| What is required |
Copy out the entries in full and with complete accuracy; pictures are excluded.

| Extracted data |
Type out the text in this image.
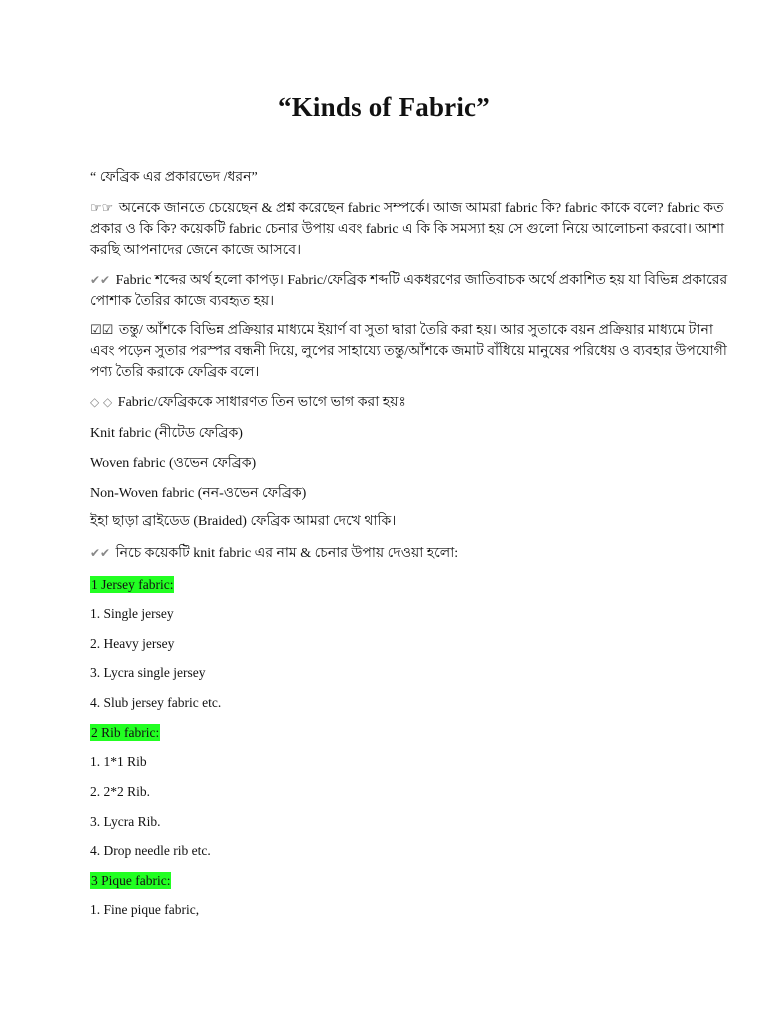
“Kinds of Fabric”
“ ফেব্রিক এর প্রকারভেদ /ধরন”
☞☞ অনেকে জানতে চেয়েছেন & প্রশ্ন করেছেন fabric সম্পর্কে। আজ আমরা fabric কি? fabric কাকে বলে? fabric কত প্রকার ও কি কি? কয়েকটি fabric চেনার উপায় এবং fabric এ কি কি সমস্যা হয় সে গুলো নিয়ে আলোচনা করবো। আশা করছি আপনাদের জেনে কাজে আসবে।
✔✔ Fabric শব্দের অর্থ হলো কাপড়। Fabric/ফেব্রিক শব্দটি একধরণের জাতিবাচক অর্থে প্রকাশিত হয় যা বিভিন্ন প্রকারের পোশাক তৈরির কাজে ব্যবহৃত হয়।
☑☑ তন্তু/ আঁশকে বিভিন্ন প্রক্রিয়ার মাধ্যমে ইয়ার্ণ বা সুতা দ্বারা তৈরি করা হয়। আর সুতাকে বয়ন প্রক্রিয়ার মাধ্যমে টানা এবং পড়েন সুতার পরস্পর বন্ধনী দিয়ে, লুপের সাহায্যে তন্তু/আঁশকে জমাট বাঁধিয়ে মানুষের পরিধেয় ও ব্যবহার উপযোগী পণ্য তৈরি করাকে ফেব্রিক বলে।
◇ ◇ Fabric/ফেব্রিককে সাধারণত তিন ভাগে ভাগ করা হয়ঃ
Knit fabric (নীটেড ফেব্রিক)
Woven fabric (ওভেন ফেব্রিক)
Non-Woven fabric (নন-ওভেন ফেব্রিক)
ইহা ছাড়া ব্রাইডেড (Braided) ফেব্রিক আমরা দেখে থাকি।
✔✔ নিচে কয়েকটি knit fabric এর নাম & চেনার উপায় দেওয়া হলো:
1 Jersey fabric:
1. Single jersey
2. Heavy jersey
3. Lycra single jersey
4. Slub jersey fabric etc.
2 Rib fabric:
1. 1*1 Rib
2. 2*2 Rib.
3. Lycra Rib.
4. Drop needle rib etc.
3 Pique fabric:
1. Fine pique fabric,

| Written answer |
Type out the text in this image.
“Kinds of Fabric”
“ ফেব্রিক এর প্রকারভেদ /ধরন”
☞☞ অনেকে জানতে চেয়েছেন & প্রশ্ন করেছেন fabric সম্পর্কে। আজ আমরা fabric কি? fabric কাকে বলে? fabric কত প্রকার ও কি কি? কয়েকটি fabric চেনার উপায় এবং fabric এ কি কি সমস্যা হয় সে গুলো নিয়ে আলোচনা করবো। আশা করছি আপনাদের জেনে কাজে আসবে।
✔✔ Fabric শব্দের অর্থ হলো কাপড়। Fabric/ফেব্রিক শব্দটি একধরণের জাতিবাচক অর্থে প্রকাশিত হয় যা বিভিন্ন প্রকারের পোশাক তৈরির কাজে ব্যবহৃত হয়।
☑☑ তন্তু/ আঁশকে বিভিন্ন প্রক্রিয়ার মাধ্যমে ইয়ার্ণ বা সুতা দ্বারা তৈরি করা হয়। আর সুতাকে বয়ন প্রক্রিয়ার মাধ্যমে টানা এবং পড়েন সুতার পরস্পর বন্ধনী দিয়ে, লুপের সাহায্যে তন্তু/আঁশকে জমাট বাঁধিয়ে মানুষের পরিধেয় ও ব্যবহার উপযোগী পণ্য তৈরি করাকে ফেব্রিক বলে।
◇ ◇ Fabric/ফেব্রিককে সাধারণত তিন ভাগে ভাগ করা হয়ঃ
Knit fabric (নীটেড ফেব্রিক)
Woven fabric (ওভেন ফেব্রিক)
Non-Woven fabric (নন-ওভেন ফেব্রিক)
ইহা ছাড়া ব্রাইডেড (Braided) ফেব্রিক আমরা দেখে থাকি।
✔✔ নিচে কয়েকটি knit fabric এর নাম & চেনার উপায় দেওয়া হলো:
1 Jersey fabric:
1. Single jersey
2. Heavy jersey
3. Lycra single jersey
4. Slub jersey fabric etc.
2 Rib fabric:
1. 1*1 Rib
2. 2*2 Rib.
3. Lycra Rib.
4. Drop needle rib etc.
3 Pique fabric:
1. Fine pique fabric,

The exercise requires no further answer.